◆ Task description
Quote the entries word for word. Omit the pictures.

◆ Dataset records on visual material
==================================================
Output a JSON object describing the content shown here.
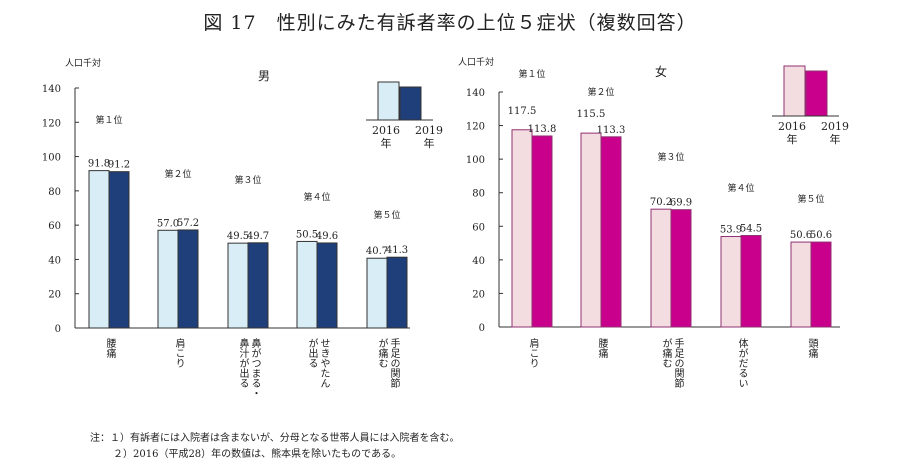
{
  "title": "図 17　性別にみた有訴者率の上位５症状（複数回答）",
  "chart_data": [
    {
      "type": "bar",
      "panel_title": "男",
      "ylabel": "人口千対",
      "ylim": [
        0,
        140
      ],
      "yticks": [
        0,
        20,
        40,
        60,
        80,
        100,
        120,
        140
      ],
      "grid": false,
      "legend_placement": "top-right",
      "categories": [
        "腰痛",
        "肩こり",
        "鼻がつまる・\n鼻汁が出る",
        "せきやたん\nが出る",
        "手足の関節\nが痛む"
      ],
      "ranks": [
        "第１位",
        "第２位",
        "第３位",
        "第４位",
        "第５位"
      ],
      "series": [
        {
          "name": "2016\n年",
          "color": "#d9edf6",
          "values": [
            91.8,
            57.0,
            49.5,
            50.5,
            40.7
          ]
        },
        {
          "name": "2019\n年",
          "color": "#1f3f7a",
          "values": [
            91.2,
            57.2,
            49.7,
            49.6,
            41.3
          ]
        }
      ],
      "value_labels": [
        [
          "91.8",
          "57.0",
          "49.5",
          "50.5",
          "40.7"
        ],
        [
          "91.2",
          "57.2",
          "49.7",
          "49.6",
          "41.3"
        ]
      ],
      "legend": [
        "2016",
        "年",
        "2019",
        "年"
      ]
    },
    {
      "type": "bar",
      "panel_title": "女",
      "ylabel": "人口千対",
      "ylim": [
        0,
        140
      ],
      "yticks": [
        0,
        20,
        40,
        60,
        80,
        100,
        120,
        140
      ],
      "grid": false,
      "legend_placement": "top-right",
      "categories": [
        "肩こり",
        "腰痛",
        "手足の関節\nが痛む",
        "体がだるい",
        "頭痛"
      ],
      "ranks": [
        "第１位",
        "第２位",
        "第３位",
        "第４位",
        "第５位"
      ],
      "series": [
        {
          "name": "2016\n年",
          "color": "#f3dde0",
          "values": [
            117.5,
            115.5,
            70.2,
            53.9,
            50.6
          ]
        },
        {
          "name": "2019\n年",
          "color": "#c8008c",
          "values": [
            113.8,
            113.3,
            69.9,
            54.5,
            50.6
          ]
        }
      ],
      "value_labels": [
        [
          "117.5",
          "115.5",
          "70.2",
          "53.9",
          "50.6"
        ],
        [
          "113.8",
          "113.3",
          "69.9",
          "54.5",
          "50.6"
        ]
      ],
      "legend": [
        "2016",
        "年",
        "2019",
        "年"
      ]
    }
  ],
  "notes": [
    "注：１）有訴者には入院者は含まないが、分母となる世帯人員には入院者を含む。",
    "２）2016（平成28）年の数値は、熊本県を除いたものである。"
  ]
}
==================================================
◆ Correct result
Output a JSON object describing the content shown here.
{
  "title": "図 17　性別にみた有訴者率の上位５症状（複数回答）",
  "chart_data": [
    {
      "type": "bar",
      "panel_title": "男",
      "ylabel": "人口千対",
      "ylim": [
        0,
        140
      ],
      "yticks": [
        0,
        20,
        40,
        60,
        80,
        100,
        120,
        140
      ],
      "grid": false,
      "legend_placement": "top-right",
      "categories": [
        "腰痛",
        "肩こり",
        "鼻がつまる・\n鼻汁が出る",
        "せきやたん\nが出る",
        "手足の関節\nが痛む"
      ],
      "ranks": [
        "第１位",
        "第２位",
        "第３位",
        "第４位",
        "第５位"
      ],
      "series": [
        {
          "name": "2016\n年",
          "color": "#d9edf6",
          "values": [
            91.8,
            57.0,
            49.5,
            50.5,
            40.7
          ]
        },
        {
          "name": "2019\n年",
          "color": "#1f3f7a",
          "values": [
            91.2,
            57.2,
            49.7,
            49.6,
            41.3
          ]
        }
      ],
      "value_labels": [
        [
          "91.8",
          "57.0",
          "49.5",
          "50.5",
          "40.7"
        ],
        [
          "91.2",
          "57.2",
          "49.7",
          "49.6",
          "41.3"
        ]
      ],
      "legend": [
        "2016",
        "年",
        "2019",
        "年"
      ]
    },
    {
      "type": "bar",
      "panel_title": "女",
      "ylabel": "人口千対",
      "ylim": [
        0,
        140
      ],
      "yticks": [
        0,
        20,
        40,
        60,
        80,
        100,
        120,
        140
      ],
      "grid": false,
      "legend_placement": "top-right",
      "categories": [
        "肩こり",
        "腰痛",
        "手足の関節\nが痛む",
        "体がだるい",
        "頭痛"
      ],
      "ranks": [
        "第１位",
        "第２位",
        "第３位",
        "第４位",
        "第５位"
      ],
      "series": [
        {
          "name": "2016\n年",
          "color": "#f3dde0",
          "values": [
            117.5,
            115.5,
            70.2,
            53.9,
            50.6
          ]
        },
        {
          "name": "2019\n年",
          "color": "#c8008c",
          "values": [
            113.8,
            113.3,
            69.9,
            54.5,
            50.6
          ]
        }
      ],
      "value_labels": [
        [
          "117.5",
          "115.5",
          "70.2",
          "53.9",
          "50.6"
        ],
        [
          "113.8",
          "113.3",
          "69.9",
          "54.5",
          "50.6"
        ]
      ],
      "legend": [
        "2016",
        "年",
        "2019",
        "年"
      ]
    }
  ],
  "notes": [
    "注：１）有訴者には入院者は含まないが、分母となる世帯人員には入院者を含む。",
    "２）2016（平成28）年の数値は、熊本県を除いたものである。"
  ]
}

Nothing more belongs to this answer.